======== Working data ========
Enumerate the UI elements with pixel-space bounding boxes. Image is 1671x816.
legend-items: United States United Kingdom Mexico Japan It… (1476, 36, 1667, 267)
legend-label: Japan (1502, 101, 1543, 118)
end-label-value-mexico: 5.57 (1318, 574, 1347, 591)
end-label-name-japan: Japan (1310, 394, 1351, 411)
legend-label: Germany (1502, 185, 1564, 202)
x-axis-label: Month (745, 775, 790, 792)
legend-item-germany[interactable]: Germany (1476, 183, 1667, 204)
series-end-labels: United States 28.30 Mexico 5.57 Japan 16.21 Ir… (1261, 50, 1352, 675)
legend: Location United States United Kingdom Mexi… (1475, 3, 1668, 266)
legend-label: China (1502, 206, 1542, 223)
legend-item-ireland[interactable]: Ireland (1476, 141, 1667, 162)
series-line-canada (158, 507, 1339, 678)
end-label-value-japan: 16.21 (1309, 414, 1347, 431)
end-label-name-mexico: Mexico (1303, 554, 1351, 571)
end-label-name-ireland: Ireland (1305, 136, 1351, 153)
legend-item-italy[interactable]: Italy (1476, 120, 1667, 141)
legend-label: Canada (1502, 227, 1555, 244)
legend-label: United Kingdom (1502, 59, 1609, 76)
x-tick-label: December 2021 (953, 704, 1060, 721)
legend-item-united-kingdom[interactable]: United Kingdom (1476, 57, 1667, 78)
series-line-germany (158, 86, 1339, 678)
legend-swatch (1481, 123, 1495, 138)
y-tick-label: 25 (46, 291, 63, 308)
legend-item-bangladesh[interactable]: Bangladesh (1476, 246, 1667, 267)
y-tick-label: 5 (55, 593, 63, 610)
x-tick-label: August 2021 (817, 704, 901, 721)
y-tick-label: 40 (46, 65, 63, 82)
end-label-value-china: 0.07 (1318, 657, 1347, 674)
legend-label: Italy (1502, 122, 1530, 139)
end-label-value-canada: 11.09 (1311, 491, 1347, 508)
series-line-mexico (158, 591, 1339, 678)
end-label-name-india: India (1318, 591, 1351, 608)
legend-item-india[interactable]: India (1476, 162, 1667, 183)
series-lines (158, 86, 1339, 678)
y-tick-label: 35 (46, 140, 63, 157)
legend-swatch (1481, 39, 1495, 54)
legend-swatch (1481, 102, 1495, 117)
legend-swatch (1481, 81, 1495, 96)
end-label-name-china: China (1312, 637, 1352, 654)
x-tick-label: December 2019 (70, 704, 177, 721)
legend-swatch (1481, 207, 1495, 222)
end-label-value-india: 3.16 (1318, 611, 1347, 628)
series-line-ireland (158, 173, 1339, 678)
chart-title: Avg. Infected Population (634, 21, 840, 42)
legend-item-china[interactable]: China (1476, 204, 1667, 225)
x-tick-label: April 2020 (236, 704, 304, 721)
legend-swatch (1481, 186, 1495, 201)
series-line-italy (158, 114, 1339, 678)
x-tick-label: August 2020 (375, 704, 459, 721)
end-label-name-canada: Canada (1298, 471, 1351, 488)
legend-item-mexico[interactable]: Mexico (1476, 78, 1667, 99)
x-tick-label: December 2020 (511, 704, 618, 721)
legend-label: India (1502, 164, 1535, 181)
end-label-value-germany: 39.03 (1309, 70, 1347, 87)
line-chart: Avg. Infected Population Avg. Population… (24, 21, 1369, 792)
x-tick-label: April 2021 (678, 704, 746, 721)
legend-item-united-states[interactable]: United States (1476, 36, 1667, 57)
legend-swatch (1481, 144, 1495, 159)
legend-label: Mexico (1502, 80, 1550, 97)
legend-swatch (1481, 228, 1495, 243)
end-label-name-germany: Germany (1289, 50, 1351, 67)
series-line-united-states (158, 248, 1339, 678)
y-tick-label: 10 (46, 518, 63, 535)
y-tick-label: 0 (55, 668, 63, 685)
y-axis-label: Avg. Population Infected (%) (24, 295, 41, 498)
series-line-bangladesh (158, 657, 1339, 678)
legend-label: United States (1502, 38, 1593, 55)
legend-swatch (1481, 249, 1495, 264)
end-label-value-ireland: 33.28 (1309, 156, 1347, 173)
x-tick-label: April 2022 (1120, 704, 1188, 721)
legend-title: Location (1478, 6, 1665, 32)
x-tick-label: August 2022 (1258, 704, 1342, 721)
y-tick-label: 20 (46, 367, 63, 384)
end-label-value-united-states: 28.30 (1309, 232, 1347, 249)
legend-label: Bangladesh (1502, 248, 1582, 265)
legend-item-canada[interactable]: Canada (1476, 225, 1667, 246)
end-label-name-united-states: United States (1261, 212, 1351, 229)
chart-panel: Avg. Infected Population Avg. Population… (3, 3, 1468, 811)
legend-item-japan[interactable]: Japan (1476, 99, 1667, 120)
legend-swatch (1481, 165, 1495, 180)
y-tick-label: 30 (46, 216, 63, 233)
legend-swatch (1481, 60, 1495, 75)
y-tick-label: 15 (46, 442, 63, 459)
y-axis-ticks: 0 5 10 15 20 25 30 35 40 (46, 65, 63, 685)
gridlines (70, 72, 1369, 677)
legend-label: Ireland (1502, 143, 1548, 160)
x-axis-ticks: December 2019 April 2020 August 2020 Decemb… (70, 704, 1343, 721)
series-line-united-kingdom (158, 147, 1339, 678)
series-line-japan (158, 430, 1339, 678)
========
[Exercise task] Please pull out every line of the listing above and reproduce each one unchanged, in its original order.

[Response]
Enumerate the UI elements with pixel-space bounding boxes. Image is 1671x816.
legend-items: United States United Kingdom Mexico Japan It… (1476, 36, 1667, 267)
legend-label: Japan (1502, 101, 1543, 118)
end-label-value-mexico: 5.57 (1318, 574, 1347, 591)
end-label-name-japan: Japan (1310, 394, 1351, 411)
legend-label: Germany (1502, 185, 1564, 202)
x-axis-label: Month (745, 775, 790, 792)
legend-item-germany[interactable]: Germany (1476, 183, 1667, 204)
series-end-labels: United States 28.30 Mexico 5.57 Japan 16.21 Ir… (1261, 50, 1352, 675)
legend: Location United States United Kingdom Mexi… (1475, 3, 1668, 266)
legend-label: China (1502, 206, 1542, 223)
legend-item-ireland[interactable]: Ireland (1476, 141, 1667, 162)
series-line-canada (158, 507, 1339, 678)
end-label-value-japan: 16.21 (1309, 414, 1347, 431)
end-label-name-mexico: Mexico (1303, 554, 1351, 571)
end-label-name-ireland: Ireland (1305, 136, 1351, 153)
legend-item-italy[interactable]: Italy (1476, 120, 1667, 141)
legend-label: Canada (1502, 227, 1555, 244)
legend-label: United Kingdom (1502, 59, 1609, 76)
x-tick-label: December 2021 (953, 704, 1060, 721)
legend-item-united-kingdom[interactable]: United Kingdom (1476, 57, 1667, 78)
series-line-germany (158, 86, 1339, 678)
legend-swatch (1481, 123, 1495, 138)
y-tick-label: 25 (46, 291, 63, 308)
legend-item-bangladesh[interactable]: Bangladesh (1476, 246, 1667, 267)
y-tick-label: 5 (55, 593, 63, 610)
x-tick-label: August 2021 (817, 704, 901, 721)
y-tick-label: 40 (46, 65, 63, 82)
end-label-value-china: 0.07 (1318, 657, 1347, 674)
legend-label: Italy (1502, 122, 1530, 139)
end-label-value-canada: 11.09 (1311, 491, 1347, 508)
series-line-mexico (158, 591, 1339, 678)
end-label-name-india: India (1318, 591, 1351, 608)
legend-item-india[interactable]: India (1476, 162, 1667, 183)
series-lines (158, 86, 1339, 678)
y-tick-label: 35 (46, 140, 63, 157)
legend-swatch (1481, 39, 1495, 54)
legend-swatch (1481, 102, 1495, 117)
legend-swatch (1481, 81, 1495, 96)
end-label-name-china: China (1312, 637, 1352, 654)
x-tick-label: December 2019 (70, 704, 177, 721)
legend-swatch (1481, 207, 1495, 222)
end-label-value-india: 3.16 (1318, 611, 1347, 628)
series-line-ireland (158, 173, 1339, 678)
chart-title: Avg. Infected Population (634, 21, 840, 42)
legend-item-china[interactable]: China (1476, 204, 1667, 225)
x-tick-label: April 2020 (236, 704, 304, 721)
legend-swatch (1481, 186, 1495, 201)
series-line-italy (158, 114, 1339, 678)
x-tick-label: August 2020 (375, 704, 459, 721)
end-label-name-canada: Canada (1298, 471, 1351, 488)
legend-item-mexico[interactable]: Mexico (1476, 78, 1667, 99)
x-tick-label: December 2020 (511, 704, 618, 721)
legend-label: India (1502, 164, 1535, 181)
end-label-value-germany: 39.03 (1309, 70, 1347, 87)
line-chart: Avg. Infected Population Avg. Population… (24, 21, 1369, 792)
x-tick-label: April 2021 (678, 704, 746, 721)
legend-item-united-states[interactable]: United States (1476, 36, 1667, 57)
legend-swatch (1481, 144, 1495, 159)
legend-label: Mexico (1502, 80, 1550, 97)
legend-swatch (1481, 228, 1495, 243)
end-label-name-germany: Germany (1289, 50, 1351, 67)
series-line-united-states (158, 248, 1339, 678)
y-tick-label: 10 (46, 518, 63, 535)
y-tick-label: 0 (55, 668, 63, 685)
y-axis-label: Avg. Population Infected (%) (24, 295, 41, 498)
series-line-bangladesh (158, 657, 1339, 678)
legend-label: United States (1502, 38, 1593, 55)
legend-swatch (1481, 249, 1495, 264)
end-label-value-ireland: 33.28 (1309, 156, 1347, 173)
x-tick-label: April 2022 (1120, 704, 1188, 721)
legend-title: Location (1478, 6, 1665, 32)
x-tick-label: August 2022 (1258, 704, 1342, 721)
y-tick-label: 20 (46, 367, 63, 384)
end-label-value-united-states: 28.30 (1309, 232, 1347, 249)
legend-label: Bangladesh (1502, 248, 1582, 265)
legend-item-canada[interactable]: Canada (1476, 225, 1667, 246)
end-label-name-united-states: United States (1261, 212, 1351, 229)
chart-panel: Avg. Infected Population Avg. Population… (3, 3, 1468, 811)
legend-item-japan[interactable]: Japan (1476, 99, 1667, 120)
legend-swatch (1481, 165, 1495, 180)
y-tick-label: 30 (46, 216, 63, 233)
legend-swatch (1481, 60, 1495, 75)
y-tick-label: 15 (46, 442, 63, 459)
y-axis-ticks: 0 5 10 15 20 25 30 35 40 (46, 65, 63, 685)
gridlines (70, 72, 1369, 677)
legend-label: Ireland (1502, 143, 1548, 160)
x-axis-ticks: December 2019 April 2020 August 2020 Decemb… (70, 704, 1343, 721)
series-line-united-kingdom (158, 147, 1339, 678)
series-line-japan (158, 430, 1339, 678)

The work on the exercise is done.